Stored dataset items
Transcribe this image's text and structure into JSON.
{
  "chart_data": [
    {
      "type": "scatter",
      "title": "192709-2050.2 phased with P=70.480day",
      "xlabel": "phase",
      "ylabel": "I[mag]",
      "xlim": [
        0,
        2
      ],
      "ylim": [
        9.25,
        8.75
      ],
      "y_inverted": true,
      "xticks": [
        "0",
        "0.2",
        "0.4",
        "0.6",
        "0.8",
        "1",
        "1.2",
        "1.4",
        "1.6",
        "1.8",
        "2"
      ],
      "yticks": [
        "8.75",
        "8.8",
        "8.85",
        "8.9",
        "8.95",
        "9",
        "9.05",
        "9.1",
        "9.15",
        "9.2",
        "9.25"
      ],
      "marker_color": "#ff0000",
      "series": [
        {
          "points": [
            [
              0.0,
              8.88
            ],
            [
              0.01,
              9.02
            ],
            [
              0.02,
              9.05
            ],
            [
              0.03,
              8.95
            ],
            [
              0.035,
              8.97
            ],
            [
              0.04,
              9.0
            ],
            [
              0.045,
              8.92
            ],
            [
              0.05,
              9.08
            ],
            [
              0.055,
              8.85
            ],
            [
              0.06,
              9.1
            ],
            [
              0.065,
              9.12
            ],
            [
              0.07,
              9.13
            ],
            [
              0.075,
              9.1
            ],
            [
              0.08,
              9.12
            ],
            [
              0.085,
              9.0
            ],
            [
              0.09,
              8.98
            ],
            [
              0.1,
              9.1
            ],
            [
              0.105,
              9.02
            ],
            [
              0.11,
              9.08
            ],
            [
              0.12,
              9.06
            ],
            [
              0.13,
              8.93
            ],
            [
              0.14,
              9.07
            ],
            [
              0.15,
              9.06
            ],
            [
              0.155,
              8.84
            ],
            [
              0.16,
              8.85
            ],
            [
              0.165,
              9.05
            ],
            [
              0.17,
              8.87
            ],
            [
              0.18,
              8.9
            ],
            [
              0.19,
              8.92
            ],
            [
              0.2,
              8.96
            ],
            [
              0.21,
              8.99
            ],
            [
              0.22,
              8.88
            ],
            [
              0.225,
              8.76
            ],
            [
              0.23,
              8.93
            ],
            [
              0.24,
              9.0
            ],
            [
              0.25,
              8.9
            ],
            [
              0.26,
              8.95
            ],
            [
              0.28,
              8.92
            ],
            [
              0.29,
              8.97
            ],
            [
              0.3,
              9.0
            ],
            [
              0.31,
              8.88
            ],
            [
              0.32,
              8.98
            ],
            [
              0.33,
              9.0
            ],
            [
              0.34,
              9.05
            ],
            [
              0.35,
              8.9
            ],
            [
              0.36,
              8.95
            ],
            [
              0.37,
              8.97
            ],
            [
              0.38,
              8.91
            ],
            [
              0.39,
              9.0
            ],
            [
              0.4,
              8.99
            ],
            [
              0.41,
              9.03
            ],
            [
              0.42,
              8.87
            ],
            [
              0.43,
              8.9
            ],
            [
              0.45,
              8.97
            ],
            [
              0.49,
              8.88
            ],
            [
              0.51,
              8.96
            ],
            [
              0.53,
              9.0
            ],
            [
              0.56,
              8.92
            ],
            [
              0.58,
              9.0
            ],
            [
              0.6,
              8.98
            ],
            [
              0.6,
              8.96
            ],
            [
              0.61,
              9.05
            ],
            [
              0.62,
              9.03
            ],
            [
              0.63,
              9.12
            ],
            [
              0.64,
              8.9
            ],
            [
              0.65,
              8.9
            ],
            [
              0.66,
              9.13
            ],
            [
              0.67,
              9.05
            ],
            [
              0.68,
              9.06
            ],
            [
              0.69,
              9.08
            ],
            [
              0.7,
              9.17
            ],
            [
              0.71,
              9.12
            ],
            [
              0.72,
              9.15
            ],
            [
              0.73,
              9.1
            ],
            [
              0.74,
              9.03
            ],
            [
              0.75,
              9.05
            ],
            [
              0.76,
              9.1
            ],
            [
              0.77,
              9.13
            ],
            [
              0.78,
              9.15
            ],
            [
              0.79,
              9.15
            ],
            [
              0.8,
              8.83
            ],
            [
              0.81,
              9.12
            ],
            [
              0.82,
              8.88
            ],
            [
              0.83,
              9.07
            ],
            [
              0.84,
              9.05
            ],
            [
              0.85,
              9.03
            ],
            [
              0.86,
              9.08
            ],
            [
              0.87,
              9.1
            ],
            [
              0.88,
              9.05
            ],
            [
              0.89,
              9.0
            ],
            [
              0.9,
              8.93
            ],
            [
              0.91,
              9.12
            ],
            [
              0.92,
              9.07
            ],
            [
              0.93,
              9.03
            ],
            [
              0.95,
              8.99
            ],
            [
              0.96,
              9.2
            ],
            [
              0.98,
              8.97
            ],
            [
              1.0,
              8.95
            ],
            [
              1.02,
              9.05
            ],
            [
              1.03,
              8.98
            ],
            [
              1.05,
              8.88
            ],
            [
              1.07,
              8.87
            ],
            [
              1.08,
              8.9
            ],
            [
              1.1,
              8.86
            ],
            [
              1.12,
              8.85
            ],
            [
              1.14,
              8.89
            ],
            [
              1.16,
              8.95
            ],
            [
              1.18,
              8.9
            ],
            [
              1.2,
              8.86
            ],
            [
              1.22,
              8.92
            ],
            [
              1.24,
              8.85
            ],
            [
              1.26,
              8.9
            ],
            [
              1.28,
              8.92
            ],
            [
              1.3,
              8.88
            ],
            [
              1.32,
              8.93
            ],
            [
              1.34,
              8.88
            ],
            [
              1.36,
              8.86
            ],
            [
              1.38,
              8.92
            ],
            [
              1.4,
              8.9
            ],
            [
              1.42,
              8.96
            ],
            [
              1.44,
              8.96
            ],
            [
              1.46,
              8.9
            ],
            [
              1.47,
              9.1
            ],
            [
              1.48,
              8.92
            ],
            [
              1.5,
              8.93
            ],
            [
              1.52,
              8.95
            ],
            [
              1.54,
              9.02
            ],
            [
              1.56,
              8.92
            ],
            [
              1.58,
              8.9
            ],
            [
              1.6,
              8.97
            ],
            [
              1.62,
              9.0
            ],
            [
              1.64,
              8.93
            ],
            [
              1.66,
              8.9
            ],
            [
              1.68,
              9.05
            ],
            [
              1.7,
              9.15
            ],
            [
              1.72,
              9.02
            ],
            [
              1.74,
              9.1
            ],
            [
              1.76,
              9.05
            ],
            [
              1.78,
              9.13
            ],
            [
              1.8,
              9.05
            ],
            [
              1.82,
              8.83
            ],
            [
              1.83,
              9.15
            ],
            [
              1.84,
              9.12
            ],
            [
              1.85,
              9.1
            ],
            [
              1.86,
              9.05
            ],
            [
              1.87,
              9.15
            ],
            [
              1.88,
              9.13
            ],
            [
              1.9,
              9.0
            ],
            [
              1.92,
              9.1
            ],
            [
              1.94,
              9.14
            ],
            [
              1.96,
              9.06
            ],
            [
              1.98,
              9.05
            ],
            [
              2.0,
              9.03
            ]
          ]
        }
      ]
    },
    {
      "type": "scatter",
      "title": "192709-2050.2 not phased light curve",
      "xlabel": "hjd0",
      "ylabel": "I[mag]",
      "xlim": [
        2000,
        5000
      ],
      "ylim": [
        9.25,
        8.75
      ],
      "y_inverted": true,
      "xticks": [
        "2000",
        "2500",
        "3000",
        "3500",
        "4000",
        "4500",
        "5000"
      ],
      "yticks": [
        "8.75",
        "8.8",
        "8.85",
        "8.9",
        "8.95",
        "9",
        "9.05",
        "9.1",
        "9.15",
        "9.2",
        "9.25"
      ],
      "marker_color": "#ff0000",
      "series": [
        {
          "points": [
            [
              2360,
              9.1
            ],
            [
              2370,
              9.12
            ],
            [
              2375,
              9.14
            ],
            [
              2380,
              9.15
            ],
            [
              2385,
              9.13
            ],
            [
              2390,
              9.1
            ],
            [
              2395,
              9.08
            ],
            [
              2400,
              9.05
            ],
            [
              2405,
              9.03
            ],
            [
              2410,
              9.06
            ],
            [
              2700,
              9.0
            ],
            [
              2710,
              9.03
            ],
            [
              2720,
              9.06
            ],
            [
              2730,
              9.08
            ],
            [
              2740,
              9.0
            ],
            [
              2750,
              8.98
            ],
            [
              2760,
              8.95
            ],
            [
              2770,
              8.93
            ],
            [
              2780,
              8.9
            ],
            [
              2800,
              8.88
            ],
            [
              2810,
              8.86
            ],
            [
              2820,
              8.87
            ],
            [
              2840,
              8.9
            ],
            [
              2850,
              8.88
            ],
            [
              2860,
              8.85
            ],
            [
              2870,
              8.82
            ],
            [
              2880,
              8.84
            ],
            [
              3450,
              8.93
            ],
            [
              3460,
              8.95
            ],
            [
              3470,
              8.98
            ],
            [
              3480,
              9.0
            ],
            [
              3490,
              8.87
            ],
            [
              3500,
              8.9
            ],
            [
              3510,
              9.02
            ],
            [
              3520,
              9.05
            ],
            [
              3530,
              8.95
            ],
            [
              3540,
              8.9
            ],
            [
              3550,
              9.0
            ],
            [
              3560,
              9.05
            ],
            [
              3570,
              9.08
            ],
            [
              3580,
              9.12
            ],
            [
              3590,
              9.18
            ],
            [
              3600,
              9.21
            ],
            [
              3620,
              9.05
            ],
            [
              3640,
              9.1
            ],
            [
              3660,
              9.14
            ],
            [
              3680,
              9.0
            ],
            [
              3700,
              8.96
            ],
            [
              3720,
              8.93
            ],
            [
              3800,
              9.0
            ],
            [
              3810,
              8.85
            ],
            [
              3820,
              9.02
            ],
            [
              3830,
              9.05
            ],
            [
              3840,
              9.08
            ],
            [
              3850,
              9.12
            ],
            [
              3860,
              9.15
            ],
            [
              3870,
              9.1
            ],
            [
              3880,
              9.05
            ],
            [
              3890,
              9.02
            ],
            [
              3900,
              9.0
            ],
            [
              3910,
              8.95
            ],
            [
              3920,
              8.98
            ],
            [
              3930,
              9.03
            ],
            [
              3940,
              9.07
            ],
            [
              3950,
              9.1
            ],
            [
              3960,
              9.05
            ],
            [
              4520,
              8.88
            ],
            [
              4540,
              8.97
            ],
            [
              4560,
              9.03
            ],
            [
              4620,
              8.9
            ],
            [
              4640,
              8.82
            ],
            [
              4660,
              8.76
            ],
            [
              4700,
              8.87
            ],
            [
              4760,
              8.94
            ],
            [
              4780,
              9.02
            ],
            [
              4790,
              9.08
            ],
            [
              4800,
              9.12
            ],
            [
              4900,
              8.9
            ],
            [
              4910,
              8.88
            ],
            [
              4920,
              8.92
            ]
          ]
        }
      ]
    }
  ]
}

_Problem statement_
Using the records above, list each line that includes "title".

_Task response_
      "title": "192709-2050.2 phased with P=70.480day",
      "title": "192709-2050.2 not phased light curve",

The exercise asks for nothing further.